→ **What you have to do**:
Copy the stretch of material from its start through the line containing "paragraph-line: projected unit", swapping "Bar" for "Column" and leaving everything else unchanged.

Labeled box records:
☆ ☆ ☆
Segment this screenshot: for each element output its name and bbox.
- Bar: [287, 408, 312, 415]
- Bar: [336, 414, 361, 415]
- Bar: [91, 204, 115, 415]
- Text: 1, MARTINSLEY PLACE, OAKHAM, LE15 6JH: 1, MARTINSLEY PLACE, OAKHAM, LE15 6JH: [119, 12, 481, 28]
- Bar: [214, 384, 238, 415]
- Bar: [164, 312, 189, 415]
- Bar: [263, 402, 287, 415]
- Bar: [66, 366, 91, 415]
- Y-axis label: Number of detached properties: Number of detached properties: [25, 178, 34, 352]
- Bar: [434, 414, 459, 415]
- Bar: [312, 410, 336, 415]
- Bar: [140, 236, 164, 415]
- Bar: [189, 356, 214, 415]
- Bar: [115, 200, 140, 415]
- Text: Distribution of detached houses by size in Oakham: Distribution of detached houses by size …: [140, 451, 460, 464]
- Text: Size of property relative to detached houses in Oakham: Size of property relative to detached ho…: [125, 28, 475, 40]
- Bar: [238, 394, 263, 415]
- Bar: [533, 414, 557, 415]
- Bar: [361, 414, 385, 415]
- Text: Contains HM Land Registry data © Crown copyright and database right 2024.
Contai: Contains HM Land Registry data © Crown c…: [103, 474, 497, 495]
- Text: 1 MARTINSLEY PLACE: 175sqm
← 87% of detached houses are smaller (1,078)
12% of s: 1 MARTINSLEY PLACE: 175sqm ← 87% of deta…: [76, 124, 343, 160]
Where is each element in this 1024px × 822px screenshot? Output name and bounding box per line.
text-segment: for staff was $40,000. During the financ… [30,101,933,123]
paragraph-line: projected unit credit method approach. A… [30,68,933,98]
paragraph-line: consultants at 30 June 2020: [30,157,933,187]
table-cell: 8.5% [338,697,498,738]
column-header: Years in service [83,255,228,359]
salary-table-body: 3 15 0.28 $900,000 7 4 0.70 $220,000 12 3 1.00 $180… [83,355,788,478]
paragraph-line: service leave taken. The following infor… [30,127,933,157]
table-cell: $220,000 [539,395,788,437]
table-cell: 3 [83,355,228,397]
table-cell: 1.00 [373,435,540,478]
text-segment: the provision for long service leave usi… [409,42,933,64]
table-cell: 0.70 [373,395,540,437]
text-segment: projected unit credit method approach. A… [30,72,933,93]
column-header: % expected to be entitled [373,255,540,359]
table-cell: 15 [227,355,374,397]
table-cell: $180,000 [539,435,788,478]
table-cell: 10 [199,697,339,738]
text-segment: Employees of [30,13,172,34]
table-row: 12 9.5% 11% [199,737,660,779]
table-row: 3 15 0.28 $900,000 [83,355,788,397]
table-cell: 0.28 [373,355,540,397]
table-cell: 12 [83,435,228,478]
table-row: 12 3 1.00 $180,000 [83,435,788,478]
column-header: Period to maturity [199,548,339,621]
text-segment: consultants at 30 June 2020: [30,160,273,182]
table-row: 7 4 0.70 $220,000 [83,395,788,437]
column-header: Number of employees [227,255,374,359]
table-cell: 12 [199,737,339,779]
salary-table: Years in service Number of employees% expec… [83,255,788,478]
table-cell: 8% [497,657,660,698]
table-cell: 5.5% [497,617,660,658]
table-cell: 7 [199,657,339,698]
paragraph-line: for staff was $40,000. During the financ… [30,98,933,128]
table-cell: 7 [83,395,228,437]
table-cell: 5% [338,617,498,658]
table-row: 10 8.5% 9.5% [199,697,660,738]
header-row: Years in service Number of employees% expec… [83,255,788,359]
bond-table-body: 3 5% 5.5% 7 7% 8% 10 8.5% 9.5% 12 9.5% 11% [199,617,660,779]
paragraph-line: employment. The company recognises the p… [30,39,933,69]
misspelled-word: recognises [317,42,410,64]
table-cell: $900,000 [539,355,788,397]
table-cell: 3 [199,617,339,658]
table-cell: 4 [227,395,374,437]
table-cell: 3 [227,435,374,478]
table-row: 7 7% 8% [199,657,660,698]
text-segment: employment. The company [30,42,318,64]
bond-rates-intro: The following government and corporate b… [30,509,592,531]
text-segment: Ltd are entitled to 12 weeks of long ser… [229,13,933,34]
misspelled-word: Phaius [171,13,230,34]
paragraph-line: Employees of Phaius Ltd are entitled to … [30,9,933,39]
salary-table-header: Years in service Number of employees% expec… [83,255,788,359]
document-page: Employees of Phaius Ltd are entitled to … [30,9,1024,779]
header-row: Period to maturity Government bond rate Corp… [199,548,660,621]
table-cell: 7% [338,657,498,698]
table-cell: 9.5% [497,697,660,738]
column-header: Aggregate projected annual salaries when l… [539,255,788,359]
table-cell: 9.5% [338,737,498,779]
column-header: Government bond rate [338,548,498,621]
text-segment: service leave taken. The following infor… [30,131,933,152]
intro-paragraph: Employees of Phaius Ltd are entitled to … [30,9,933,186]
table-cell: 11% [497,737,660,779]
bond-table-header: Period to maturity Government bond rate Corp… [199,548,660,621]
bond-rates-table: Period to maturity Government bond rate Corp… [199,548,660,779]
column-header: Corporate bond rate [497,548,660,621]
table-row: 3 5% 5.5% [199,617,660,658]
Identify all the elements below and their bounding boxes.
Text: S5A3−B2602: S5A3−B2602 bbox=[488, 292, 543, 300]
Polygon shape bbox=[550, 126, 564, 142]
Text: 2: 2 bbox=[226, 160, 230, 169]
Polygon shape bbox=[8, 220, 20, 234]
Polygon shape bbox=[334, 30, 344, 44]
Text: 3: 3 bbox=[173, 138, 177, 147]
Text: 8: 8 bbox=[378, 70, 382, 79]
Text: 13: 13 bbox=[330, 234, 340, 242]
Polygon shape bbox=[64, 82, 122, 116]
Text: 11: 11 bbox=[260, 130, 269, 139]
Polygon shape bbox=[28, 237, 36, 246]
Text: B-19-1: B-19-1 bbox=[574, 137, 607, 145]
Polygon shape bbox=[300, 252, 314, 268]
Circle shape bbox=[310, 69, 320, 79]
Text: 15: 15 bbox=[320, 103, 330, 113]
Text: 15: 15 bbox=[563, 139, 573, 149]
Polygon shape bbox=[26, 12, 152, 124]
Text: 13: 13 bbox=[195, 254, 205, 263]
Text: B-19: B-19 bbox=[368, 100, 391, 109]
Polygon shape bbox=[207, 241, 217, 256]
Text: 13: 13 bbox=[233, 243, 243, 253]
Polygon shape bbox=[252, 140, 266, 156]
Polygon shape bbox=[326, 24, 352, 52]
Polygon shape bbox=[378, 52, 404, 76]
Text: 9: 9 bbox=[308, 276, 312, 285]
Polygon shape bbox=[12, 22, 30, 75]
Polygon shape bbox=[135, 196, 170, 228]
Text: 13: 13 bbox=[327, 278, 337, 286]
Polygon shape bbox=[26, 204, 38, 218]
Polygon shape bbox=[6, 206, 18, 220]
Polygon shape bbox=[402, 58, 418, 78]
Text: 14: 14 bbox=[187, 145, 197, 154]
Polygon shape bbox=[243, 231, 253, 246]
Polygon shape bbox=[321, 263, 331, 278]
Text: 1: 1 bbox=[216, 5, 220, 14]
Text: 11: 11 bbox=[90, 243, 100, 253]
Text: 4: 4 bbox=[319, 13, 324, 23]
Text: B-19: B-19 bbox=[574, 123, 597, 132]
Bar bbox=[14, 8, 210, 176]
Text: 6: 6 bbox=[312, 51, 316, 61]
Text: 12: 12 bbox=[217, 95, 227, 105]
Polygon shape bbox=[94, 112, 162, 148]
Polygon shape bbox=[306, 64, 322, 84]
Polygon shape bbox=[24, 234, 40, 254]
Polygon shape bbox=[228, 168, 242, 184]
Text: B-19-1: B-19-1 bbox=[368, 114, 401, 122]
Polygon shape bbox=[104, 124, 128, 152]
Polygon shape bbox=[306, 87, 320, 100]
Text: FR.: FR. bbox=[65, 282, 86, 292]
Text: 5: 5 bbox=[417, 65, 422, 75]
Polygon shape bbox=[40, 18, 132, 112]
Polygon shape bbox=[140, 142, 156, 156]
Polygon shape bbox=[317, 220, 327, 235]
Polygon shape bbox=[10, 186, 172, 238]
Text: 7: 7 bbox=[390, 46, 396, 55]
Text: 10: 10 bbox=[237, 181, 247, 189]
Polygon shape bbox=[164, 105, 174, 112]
☆ ☆ ☆
→ **Result of this task**:
Segment this screenshot: for each element output its name and bbox.
- Column: [287, 408, 312, 415]
- Column: [336, 414, 361, 415]
- Column: [91, 204, 115, 415]
- Text: 1, MARTINSLEY PLACE, OAKHAM, LE15 6JH: 1, MARTINSLEY PLACE, OAKHAM, LE15 6JH: [119, 12, 481, 28]
- Column: [214, 384, 238, 415]
- Column: [164, 312, 189, 415]
- Column: [263, 402, 287, 415]
- Column: [66, 366, 91, 415]
- Y-axis label: Number of detached properties: Number of detached properties: [25, 178, 34, 352]
- Column: [434, 414, 459, 415]
- Column: [312, 410, 336, 415]
- Column: [140, 236, 164, 415]
- Column: [189, 356, 214, 415]
- Column: [115, 200, 140, 415]
- Text: Distribution of detached houses by size in Oakham: Distribution of detached houses by size …: [140, 451, 460, 464]
- Text: Size of property relative to detached houses in Oakham: Size of property relative to detached ho…: [125, 28, 475, 40]
- Column: [238, 394, 263, 415]
- Column: [533, 414, 557, 415]
- Column: [361, 414, 385, 415]
- Text: Contains HM Land Registry data © Crown copyright and database right 2024.
Contai: Contains HM Land Registry data © Crown c…: [103, 474, 497, 495]
- Text: 1 MARTINSLEY PLACE: 175sqm
← 87% of detached houses are smaller (1,078)
12% of s: 1 MARTINSLEY PLACE: 175sqm ← 87% of deta…: [76, 124, 343, 160]
Where is each element in this 1024px × 822px screenshot? Output name and bounding box per line.
text-segment: for staff was $40,000. During the financ… [30,101,933,123]
paragraph-line: projected unit credit method approach. A… [30,68,933,98]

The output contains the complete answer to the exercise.